__EXERCISE DETAILS__
Pull from the data below each line where the word "BALF" occurs, and copy it.

*** RECORDS SUPPLIED Section Begins ***

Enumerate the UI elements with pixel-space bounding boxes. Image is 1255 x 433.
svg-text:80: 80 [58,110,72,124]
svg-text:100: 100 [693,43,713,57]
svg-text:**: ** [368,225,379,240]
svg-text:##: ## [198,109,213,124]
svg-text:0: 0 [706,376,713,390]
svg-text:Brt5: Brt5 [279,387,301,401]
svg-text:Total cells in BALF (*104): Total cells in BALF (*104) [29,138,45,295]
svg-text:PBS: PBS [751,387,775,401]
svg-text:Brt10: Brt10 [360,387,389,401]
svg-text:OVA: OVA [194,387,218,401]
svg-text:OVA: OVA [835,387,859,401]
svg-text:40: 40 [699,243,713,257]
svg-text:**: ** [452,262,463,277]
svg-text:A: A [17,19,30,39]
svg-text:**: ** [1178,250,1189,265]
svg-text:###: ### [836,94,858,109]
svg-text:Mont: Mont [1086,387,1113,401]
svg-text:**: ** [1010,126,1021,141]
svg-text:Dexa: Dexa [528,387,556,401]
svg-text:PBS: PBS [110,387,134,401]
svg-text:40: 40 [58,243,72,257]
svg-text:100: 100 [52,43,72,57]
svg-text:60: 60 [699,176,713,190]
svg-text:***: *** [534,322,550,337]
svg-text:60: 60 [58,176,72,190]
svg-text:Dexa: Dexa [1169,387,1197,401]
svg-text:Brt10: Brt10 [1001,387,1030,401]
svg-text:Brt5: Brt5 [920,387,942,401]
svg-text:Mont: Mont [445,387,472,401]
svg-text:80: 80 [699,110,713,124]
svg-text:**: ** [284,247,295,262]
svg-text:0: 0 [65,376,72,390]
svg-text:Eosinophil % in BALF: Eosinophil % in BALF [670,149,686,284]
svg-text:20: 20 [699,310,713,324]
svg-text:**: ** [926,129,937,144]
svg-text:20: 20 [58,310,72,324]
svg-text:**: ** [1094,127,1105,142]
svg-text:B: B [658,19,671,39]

*** RECORDS SUPPLIED Section Ends ***

__SOLVED PROBLEM__
svg-text:Total cells in BALF (*104): Total cells in BALF (*104) [29,138,45,295]
svg-text:Eosinophil % in BALF: Eosinophil % in BALF [670,149,686,284]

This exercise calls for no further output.